THE PROBLEM
Transcribe the following passage about Heller's Cafe in full, keeping every word and punctuation mark unchanged.

Scott Moy is the manager of Heller's Cafe, a high-end Capitol Hill clothing store specializing in vintage menswear. The bulk of the inventory is impossibly rare: antiquated Levi's found in an old mining shaft, or a 1930s buckskin jacket in perfect condition. Heller's rents what is too valuable to sell, to brands like Polo Ralph Lauren—which studies the designs or shamelessly reappropriates them. Heller's collaborates with Warehouse Co., whose vintage-inspired line is available at J. Crew. And Heller's wrangles collectible jeans to sell to Japan, where the demand is especially passionate. (Several Japanese trade magazines are specifically devoted to Western-style work wear, with photos of garments carefully splayed like museum artifacts, some denims so aged they're dissolving. The pages are always loaded with images of Steve McQueen, presumably because he's sexy and reckless, and he seems like kind of an asshole—a thrilling potpourri.)

Element box records
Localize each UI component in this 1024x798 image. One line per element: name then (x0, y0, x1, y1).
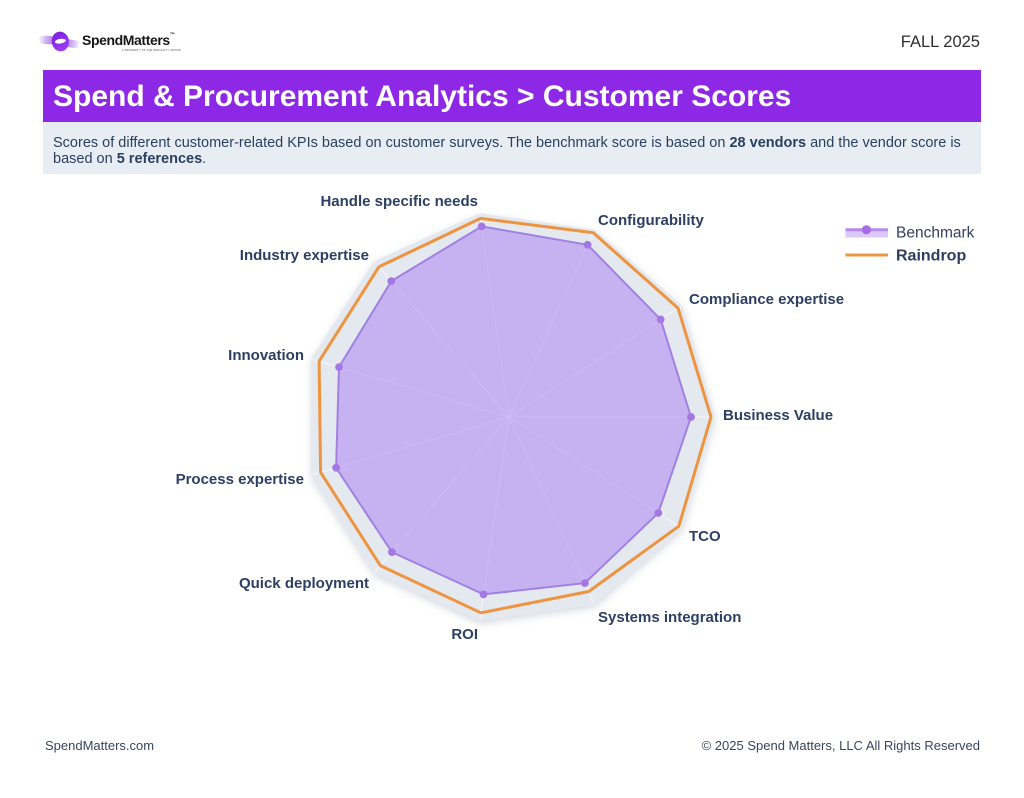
svg-text:Compliance expertise: Compliance expertise (689, 291, 844, 308)
svg-text:Innovation: Innovation (228, 347, 304, 364)
svg-text:Benchmark: Benchmark (896, 224, 975, 241)
svg-text:Business Value: Business Value (723, 407, 833, 424)
svg-text:TCO: TCO (689, 528, 721, 545)
svg-text:Process expertise: Process expertise (176, 471, 304, 488)
svg-text:Handle specific needs: Handle specific needs (320, 193, 478, 210)
svg-text:Quick deployment: Quick deployment (239, 575, 369, 592)
svg-text:Industry expertise: Industry expertise (240, 247, 369, 264)
svg-text:Configurability: Configurability (598, 212, 704, 229)
svg-text:Raindrop: Raindrop (896, 248, 966, 265)
svg-text:Systems integration: Systems integration (598, 609, 741, 626)
svg-text:ROI: ROI (451, 626, 478, 643)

THE ANSWER
Scott Moy is the manager of Heller's Cafe, a high-end Capitol Hill clothing store specializing in vintage menswear. The bulk of the inventory is impossibly rare: antiquated Levi's found in an old mining shaft, or a 1930s buckskin jacket in perfect condition. Heller's rents what is too valuable to sell, to brands like Polo Ralph Lauren—which studies the designs or shamelessly reappropriates them. Heller's collaborates with Warehouse Co., whose vintage-inspired line is available at J. Crew. And Heller's wrangles collectible jeans to sell to Japan, where the demand is especially passionate. (Several Japanese trade magazines are specifically devoted to Western-style work wear, with photos of garments carefully splayed like museum artifacts, some denims so aged they're dissolving. The pages are always loaded with images of Steve McQueen, presumably because he's sexy and reckless, and he seems like kind of an asshole—a thrilling potpourri.)